Given records:
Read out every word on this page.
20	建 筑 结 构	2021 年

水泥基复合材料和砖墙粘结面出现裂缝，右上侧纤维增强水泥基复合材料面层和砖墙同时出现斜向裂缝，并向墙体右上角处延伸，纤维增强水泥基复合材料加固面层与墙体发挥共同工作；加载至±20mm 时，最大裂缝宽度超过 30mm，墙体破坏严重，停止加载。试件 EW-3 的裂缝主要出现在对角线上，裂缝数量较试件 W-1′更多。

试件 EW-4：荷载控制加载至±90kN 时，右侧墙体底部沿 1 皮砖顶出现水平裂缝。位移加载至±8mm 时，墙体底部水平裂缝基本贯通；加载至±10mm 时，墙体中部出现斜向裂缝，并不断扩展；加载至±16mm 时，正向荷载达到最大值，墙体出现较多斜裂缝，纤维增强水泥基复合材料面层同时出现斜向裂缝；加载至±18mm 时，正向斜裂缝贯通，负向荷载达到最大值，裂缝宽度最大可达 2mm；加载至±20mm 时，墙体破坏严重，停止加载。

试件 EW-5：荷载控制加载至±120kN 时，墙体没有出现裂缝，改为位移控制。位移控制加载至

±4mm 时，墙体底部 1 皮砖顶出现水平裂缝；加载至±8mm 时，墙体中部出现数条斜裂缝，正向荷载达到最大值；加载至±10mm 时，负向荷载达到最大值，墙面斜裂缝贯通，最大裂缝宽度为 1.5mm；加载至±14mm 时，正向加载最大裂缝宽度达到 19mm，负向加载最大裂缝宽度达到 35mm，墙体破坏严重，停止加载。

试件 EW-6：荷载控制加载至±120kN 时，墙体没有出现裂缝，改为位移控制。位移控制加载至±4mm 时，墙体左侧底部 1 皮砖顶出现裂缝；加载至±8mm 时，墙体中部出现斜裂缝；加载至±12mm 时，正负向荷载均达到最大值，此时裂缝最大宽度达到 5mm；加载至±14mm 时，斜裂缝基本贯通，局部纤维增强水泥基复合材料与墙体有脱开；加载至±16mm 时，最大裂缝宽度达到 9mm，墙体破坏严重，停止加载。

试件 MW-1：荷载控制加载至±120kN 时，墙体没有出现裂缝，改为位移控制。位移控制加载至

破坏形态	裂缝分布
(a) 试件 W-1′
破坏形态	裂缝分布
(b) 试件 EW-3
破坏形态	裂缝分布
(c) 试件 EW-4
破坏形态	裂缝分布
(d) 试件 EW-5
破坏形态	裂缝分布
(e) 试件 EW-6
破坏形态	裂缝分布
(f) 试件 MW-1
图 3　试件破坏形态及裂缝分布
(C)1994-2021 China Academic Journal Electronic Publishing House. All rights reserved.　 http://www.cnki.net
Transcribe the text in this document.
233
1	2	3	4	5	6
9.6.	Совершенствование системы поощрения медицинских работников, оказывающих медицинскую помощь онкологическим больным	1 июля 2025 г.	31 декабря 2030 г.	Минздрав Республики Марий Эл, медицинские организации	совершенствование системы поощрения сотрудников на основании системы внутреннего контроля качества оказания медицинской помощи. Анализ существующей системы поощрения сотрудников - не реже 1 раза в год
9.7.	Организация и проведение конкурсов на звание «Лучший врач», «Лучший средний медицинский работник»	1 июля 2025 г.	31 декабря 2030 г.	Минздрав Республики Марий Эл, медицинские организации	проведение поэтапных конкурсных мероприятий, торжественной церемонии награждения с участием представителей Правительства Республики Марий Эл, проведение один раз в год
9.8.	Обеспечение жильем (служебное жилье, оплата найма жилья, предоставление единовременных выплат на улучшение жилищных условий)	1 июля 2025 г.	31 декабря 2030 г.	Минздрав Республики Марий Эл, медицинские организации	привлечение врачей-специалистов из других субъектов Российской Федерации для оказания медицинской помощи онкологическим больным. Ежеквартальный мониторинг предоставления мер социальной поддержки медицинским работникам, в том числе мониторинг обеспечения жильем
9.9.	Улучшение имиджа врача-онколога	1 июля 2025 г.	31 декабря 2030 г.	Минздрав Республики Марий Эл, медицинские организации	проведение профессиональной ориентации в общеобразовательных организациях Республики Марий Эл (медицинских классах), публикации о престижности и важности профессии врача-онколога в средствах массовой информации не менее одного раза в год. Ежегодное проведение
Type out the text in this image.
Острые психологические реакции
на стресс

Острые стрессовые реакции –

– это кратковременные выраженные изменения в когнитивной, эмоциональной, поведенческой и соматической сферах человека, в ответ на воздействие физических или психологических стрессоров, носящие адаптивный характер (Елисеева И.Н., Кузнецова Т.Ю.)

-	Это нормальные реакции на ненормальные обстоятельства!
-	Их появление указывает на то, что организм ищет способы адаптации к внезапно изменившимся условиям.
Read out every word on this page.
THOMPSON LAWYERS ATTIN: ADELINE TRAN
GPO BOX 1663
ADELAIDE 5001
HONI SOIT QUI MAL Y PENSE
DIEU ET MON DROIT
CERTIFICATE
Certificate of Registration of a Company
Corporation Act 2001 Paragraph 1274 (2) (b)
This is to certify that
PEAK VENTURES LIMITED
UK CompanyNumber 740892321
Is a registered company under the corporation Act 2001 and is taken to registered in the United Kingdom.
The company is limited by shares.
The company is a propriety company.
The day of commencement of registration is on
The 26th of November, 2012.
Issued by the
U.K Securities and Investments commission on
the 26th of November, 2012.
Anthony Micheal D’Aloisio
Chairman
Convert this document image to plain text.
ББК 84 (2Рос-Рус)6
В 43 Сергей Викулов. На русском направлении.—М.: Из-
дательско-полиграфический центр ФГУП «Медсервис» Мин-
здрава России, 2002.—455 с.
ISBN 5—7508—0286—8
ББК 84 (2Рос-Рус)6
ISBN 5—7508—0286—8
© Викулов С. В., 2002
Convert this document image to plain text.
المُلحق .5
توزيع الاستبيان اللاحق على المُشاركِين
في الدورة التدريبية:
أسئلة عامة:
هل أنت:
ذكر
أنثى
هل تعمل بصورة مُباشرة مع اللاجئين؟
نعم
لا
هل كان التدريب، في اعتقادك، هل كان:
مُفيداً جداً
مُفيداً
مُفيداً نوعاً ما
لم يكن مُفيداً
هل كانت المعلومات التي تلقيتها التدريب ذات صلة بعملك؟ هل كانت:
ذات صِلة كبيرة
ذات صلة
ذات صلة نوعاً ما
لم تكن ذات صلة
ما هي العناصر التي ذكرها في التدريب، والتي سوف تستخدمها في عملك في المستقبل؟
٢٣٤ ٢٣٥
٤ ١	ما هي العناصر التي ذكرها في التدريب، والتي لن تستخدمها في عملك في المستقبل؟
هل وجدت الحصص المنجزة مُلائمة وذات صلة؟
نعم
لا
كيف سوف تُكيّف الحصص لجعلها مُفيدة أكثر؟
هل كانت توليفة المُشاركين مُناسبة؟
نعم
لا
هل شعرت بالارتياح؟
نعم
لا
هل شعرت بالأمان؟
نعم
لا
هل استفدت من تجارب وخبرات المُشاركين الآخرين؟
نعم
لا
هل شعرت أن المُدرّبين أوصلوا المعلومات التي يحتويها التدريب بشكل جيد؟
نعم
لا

Written problem: Please restate the data word for word, every record included.

Completed task:
Read out every word on this page.
20	建 筑 结 构	2021 年

水泥基复合材料和砖墙粘结面出现裂缝，右上侧纤维增强水泥基复合材料面层和砖墙同时出现斜向裂缝，并向墙体右上角处延伸，纤维增强水泥基复合材料加固面层与墙体发挥共同工作；加载至±20mm 时，最大裂缝宽度超过 30mm，墙体破坏严重，停止加载。试件 EW-3 的裂缝主要出现在对角线上，裂缝数量较试件 W-1′更多。

试件 EW-4：荷载控制加载至±90kN 时，右侧墙体底部沿 1 皮砖顶出现水平裂缝。位移加载至±8mm 时，墙体底部水平裂缝基本贯通；加载至±10mm 时，墙体中部出现斜向裂缝，并不断扩展；加载至±16mm 时，正向荷载达到最大值，墙体出现较多斜裂缝，纤维增强水泥基复合材料面层同时出现斜向裂缝；加载至±18mm 时，正向斜裂缝贯通，负向荷载达到最大值，裂缝宽度最大可达 2mm；加载至±20mm 时，墙体破坏严重，停止加载。

试件 EW-5：荷载控制加载至±120kN 时，墙体没有出现裂缝，改为位移控制。位移控制加载至

±4mm 时，墙体底部 1 皮砖顶出现水平裂缝；加载至±8mm 时，墙体中部出现数条斜裂缝，正向荷载达到最大值；加载至±10mm 时，负向荷载达到最大值，墙面斜裂缝贯通，最大裂缝宽度为 1.5mm；加载至±14mm 时，正向加载最大裂缝宽度达到 19mm，负向加载最大裂缝宽度达到 35mm，墙体破坏严重，停止加载。

试件 EW-6：荷载控制加载至±120kN 时，墙体没有出现裂缝，改为位移控制。位移控制加载至±4mm 时，墙体左侧底部 1 皮砖顶出现裂缝；加载至±8mm 时，墙体中部出现斜裂缝；加载至±12mm 时，正负向荷载均达到最大值，此时裂缝最大宽度达到 5mm；加载至±14mm 时，斜裂缝基本贯通，局部纤维增强水泥基复合材料与墙体有脱开；加载至±16mm 时，最大裂缝宽度达到 9mm，墙体破坏严重，停止加载。

试件 MW-1：荷载控制加载至±120kN 时，墙体没有出现裂缝，改为位移控制。位移控制加载至

破坏形态	裂缝分布
(a) 试件 W-1′
破坏形态	裂缝分布
(b) 试件 EW-3
破坏形态	裂缝分布
(c) 试件 EW-4
破坏形态	裂缝分布
(d) 试件 EW-5
破坏形态	裂缝分布
(e) 试件 EW-6
破坏形态	裂缝分布
(f) 试件 MW-1
图 3　试件破坏形态及裂缝分布
(C)1994-2021 China Academic Journal Electronic Publishing House. All rights reserved.　 http://www.cnki.net
Transcribe the text in this document.
233
1	2	3	4	5	6
9.6.	Совершенствование системы поощрения медицинских работников, оказывающих медицинскую помощь онкологическим больным	1 июля 2025 г.	31 декабря 2030 г.	Минздрав Республики Марий Эл, медицинские организации	совершенствование системы поощрения сотрудников на основании системы внутреннего контроля качества оказания медицинской помощи. Анализ существующей системы поощрения сотрудников - не реже 1 раза в год
9.7.	Организация и проведение конкурсов на звание «Лучший врач», «Лучший средний медицинский работник»	1 июля 2025 г.	31 декабря 2030 г.	Минздрав Республики Марий Эл, медицинские организации	проведение поэтапных конкурсных мероприятий, торжественной церемонии награждения с участием представителей Правительства Республики Марий Эл, проведение один раз в год
9.8.	Обеспечение жильем (служебное жилье, оплата найма жилья, предоставление единовременных выплат на улучшение жилищных условий)	1 июля 2025 г.	31 декабря 2030 г.	Минздрав Республики Марий Эл, медицинские организации	привлечение врачей-специалистов из других субъектов Российской Федерации для оказания медицинской помощи онкологическим больным. Ежеквартальный мониторинг предоставления мер социальной поддержки медицинским работникам, в том числе мониторинг обеспечения жильем
9.9.	Улучшение имиджа врача-онколога	1 июля 2025 г.	31 декабря 2030 г.	Минздрав Республики Марий Эл, медицинские организации	проведение профессиональной ориентации в общеобразовательных организациях Республики Марий Эл (медицинских классах), публикации о престижности и важности профессии врача-онколога в средствах массовой информации не менее одного раза в год. Ежегодное проведение
Type out the text in this image.
Острые психологические реакции
на стресс

Острые стрессовые реакции –

– это кратковременные выраженные изменения в когнитивной, эмоциональной, поведенческой и соматической сферах человека, в ответ на воздействие физических или психологических стрессоров, носящие адаптивный характер (Елисеева И.Н., Кузнецова Т.Ю.)

-	Это нормальные реакции на ненормальные обстоятельства!
-	Их появление указывает на то, что организм ищет способы адаптации к внезапно изменившимся условиям.
Read out every word on this page.
THOMPSON LAWYERS ATTIN: ADELINE TRAN
GPO BOX 1663
ADELAIDE 5001
HONI SOIT QUI MAL Y PENSE
DIEU ET MON DROIT
CERTIFICATE
Certificate of Registration of a Company
Corporation Act 2001 Paragraph 1274 (2) (b)
This is to certify that
PEAK VENTURES LIMITED
UK CompanyNumber 740892321
Is a registered company under the corporation Act 2001 and is taken to registered in the United Kingdom.
The company is limited by shares.
The company is a propriety company.
The day of commencement of registration is on
The 26th of November, 2012.
Issued by the
U.K Securities and Investments commission on
the 26th of November, 2012.
Anthony Micheal D’Aloisio
Chairman
Convert this document image to plain text.
ББК 84 (2Рос-Рус)6
В 43 Сергей Викулов. На русском направлении.—М.: Из-
дательско-полиграфический центр ФГУП «Медсервис» Мин-
здрава России, 2002.—455 с.
ISBN 5—7508—0286—8
ББК 84 (2Рос-Рус)6
ISBN 5—7508—0286—8
© Викулов С. В., 2002
Convert this document image to plain text.
المُلحق .5
توزيع الاستبيان اللاحق على المُشاركِين
في الدورة التدريبية:
أسئلة عامة:
هل أنت:
ذكر
أنثى
هل تعمل بصورة مُباشرة مع اللاجئين؟
نعم
لا
هل كان التدريب، في اعتقادك، هل كان:
مُفيداً جداً
مُفيداً
مُفيداً نوعاً ما
لم يكن مُفيداً
هل كانت المعلومات التي تلقيتها التدريب ذات صلة بعملك؟ هل كانت:
ذات صِلة كبيرة
ذات صلة
ذات صلة نوعاً ما
لم تكن ذات صلة
ما هي العناصر التي ذكرها في التدريب، والتي سوف تستخدمها في عملك في المستقبل؟
٢٣٤ ٢٣٥
٤ ١	ما هي العناصر التي ذكرها في التدريب، والتي لن تستخدمها في عملك في المستقبل؟
هل وجدت الحصص المنجزة مُلائمة وذات صلة؟
نعم
لا
كيف سوف تُكيّف الحصص لجعلها مُفيدة أكثر؟
هل كانت توليفة المُشاركين مُناسبة؟
نعم
لا
هل شعرت بالارتياح؟
نعم
لا
هل شعرت بالأمان؟
نعم
لا
هل استفدت من تجارب وخبرات المُشاركين الآخرين؟
نعم
لا
هل شعرت أن المُدرّبين أوصلوا المعلومات التي يحتويها التدريب بشكل جيد؟
نعم
لا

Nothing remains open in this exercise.